Starting with the line that holds "What's the underlying", copy out each remaining line of the listing below, up to and including the last one, and include nothing else.

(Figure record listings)
>>>
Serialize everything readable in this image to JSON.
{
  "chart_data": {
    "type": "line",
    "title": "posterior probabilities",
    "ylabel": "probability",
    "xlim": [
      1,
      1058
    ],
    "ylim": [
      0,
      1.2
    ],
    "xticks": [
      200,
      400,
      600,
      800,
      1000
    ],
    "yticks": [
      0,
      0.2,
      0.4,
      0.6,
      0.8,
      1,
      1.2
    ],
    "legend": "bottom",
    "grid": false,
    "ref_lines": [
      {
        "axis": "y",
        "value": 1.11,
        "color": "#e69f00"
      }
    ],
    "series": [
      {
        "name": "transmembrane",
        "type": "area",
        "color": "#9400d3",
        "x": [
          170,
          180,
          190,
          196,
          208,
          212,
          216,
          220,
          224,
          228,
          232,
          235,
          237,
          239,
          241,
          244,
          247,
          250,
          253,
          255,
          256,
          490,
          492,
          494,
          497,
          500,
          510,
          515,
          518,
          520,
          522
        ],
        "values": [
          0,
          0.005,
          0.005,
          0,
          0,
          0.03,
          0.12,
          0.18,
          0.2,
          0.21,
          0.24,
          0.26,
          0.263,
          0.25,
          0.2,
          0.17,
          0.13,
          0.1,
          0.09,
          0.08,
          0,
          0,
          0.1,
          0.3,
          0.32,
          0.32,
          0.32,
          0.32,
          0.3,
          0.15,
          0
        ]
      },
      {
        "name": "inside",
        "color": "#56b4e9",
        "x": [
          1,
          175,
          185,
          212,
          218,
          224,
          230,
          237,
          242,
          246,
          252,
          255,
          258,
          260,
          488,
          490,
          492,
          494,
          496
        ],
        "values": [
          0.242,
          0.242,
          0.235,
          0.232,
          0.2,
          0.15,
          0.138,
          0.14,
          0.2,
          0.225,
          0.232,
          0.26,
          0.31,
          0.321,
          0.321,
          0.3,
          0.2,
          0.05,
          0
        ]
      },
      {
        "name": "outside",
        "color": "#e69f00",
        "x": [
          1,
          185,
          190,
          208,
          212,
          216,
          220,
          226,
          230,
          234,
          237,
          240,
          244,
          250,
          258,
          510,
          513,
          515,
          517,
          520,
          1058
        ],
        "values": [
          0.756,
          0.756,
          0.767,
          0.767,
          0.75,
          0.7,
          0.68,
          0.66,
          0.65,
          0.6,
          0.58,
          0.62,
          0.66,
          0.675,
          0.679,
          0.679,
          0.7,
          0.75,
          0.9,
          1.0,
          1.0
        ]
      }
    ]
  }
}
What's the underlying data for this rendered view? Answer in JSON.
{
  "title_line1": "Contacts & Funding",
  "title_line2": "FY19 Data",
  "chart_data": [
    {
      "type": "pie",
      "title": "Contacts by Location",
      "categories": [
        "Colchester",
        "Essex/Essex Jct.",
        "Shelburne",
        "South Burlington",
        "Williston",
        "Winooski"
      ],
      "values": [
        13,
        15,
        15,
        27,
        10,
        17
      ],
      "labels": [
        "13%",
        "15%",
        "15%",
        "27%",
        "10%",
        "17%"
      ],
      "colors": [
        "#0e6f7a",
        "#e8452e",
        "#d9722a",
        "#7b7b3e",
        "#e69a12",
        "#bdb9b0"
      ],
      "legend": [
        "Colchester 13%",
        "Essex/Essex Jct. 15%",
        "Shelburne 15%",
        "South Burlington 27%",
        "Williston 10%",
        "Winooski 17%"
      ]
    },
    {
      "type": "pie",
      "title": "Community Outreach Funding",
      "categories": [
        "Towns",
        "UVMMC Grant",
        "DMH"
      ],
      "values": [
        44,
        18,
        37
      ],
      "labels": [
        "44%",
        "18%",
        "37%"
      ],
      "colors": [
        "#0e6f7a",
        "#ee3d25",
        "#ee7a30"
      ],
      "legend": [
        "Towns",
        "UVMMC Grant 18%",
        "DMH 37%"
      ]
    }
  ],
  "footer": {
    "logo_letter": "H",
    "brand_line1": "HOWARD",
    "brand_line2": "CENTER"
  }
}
<<<
> **Exercise answer**
What's the underlying data for this rendered view? Answer in JSON.
{
  "title_line1": "Contacts & Funding",
  "title_line2": "FY19 Data",
  "chart_data": [
    {
      "type": "pie",
      "title": "Contacts by Location",
      "categories": [
        "Colchester",
        "Essex/Essex Jct.",
        "Shelburne",
        "South Burlington",
        "Williston",
        "Winooski"
      ],
      "values": [
        13,
        15,
        15,
        27,
        10,
        17
      ],
      "labels": [
        "13%",
        "15%",
        "15%",
        "27%",
        "10%",
        "17%"
      ],
      "colors": [
        "#0e6f7a",
        "#e8452e",
        "#d9722a",
        "#7b7b3e",
        "#e69a12",
        "#bdb9b0"
      ],
      "legend": [
        "Colchester 13%",
        "Essex/Essex Jct. 15%",
        "Shelburne 15%",
        "South Burlington 27%",
        "Williston 10%",
        "Winooski 17%"
      ]
    },
    {
      "type": "pie",
      "title": "Community Outreach Funding",
      "categories": [
        "Towns",
        "UVMMC Grant",
        "DMH"
      ],
      "values": [
        44,
        18,
        37
      ],
      "labels": [
        "44%",
        "18%",
        "37%"
      ],
      "colors": [
        "#0e6f7a",
        "#ee3d25",
        "#ee7a30"
      ],
      "legend": [
        "Towns",
        "UVMMC Grant 18%",
        "DMH 37%"
      ]
    }
  ],
  "footer": {
    "logo_letter": "H",
    "brand_line1": "HOWARD",
    "brand_line2": "CENTER"
  }
}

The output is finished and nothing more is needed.